Instruction ::
Lines containing "الجميع" are to be counted. Give the number and nothing more.
══ Exercise inputs
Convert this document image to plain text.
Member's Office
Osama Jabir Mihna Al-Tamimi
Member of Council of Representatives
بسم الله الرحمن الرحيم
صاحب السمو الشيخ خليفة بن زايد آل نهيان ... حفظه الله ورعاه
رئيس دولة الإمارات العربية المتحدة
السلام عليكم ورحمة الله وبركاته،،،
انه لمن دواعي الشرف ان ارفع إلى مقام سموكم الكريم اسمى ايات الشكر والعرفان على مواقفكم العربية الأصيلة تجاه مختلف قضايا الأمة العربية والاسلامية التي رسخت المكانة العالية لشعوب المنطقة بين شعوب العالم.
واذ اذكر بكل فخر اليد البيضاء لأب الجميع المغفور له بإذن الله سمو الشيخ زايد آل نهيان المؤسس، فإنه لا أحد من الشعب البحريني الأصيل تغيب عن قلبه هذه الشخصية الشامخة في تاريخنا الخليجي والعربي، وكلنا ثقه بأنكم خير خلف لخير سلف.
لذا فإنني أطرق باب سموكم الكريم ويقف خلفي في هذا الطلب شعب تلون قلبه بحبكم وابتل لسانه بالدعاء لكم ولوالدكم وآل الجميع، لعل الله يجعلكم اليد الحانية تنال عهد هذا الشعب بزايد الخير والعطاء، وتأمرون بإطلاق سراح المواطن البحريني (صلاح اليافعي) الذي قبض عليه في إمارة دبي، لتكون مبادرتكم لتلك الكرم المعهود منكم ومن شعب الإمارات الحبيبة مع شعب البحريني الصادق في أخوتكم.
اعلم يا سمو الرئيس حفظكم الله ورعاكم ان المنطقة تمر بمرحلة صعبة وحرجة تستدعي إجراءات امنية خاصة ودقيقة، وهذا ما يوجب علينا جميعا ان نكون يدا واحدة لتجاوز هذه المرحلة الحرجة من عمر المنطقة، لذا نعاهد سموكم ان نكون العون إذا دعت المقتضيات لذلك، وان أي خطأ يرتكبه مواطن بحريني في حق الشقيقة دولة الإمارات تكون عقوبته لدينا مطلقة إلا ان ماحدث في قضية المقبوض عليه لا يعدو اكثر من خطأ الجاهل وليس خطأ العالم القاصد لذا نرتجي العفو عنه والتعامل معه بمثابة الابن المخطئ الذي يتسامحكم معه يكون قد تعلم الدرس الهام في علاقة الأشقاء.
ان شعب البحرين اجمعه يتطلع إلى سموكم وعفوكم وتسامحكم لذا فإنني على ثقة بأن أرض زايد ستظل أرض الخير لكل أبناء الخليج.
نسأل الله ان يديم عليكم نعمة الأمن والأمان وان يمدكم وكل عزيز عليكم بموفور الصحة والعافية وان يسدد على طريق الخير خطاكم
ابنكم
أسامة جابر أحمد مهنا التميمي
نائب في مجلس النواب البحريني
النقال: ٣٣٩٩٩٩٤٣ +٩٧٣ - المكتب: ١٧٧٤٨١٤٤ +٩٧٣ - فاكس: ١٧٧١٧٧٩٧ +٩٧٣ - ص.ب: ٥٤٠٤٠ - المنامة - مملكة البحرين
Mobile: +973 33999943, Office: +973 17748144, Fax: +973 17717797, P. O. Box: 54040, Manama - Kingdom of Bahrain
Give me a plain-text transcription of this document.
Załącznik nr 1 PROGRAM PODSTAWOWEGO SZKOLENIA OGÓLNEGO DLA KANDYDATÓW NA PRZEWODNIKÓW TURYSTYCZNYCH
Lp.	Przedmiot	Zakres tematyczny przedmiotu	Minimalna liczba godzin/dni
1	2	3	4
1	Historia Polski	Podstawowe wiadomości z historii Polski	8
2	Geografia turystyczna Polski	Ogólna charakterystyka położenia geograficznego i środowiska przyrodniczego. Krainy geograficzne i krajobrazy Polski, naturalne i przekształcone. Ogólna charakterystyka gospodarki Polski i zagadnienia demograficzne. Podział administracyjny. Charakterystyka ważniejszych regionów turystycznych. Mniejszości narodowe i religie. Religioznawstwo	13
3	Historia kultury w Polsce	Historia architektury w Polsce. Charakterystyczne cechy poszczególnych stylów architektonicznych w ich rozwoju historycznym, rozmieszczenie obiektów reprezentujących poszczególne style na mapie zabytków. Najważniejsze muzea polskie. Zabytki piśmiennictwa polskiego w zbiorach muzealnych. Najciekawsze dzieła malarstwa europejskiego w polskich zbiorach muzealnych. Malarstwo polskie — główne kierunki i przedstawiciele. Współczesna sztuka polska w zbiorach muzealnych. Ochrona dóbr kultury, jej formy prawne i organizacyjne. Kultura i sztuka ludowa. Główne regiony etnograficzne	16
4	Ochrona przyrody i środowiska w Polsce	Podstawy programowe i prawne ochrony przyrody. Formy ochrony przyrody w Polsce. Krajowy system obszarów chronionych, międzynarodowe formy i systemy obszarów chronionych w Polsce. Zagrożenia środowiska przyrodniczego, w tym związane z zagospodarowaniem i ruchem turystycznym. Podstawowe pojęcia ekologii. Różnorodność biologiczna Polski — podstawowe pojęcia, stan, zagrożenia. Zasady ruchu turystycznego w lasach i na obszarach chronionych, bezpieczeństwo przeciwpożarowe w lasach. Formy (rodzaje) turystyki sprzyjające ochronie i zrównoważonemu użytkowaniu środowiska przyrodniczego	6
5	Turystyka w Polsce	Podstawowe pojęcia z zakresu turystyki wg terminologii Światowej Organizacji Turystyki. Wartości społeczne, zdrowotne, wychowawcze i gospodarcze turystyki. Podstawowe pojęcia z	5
════
Result of this exercise ::
2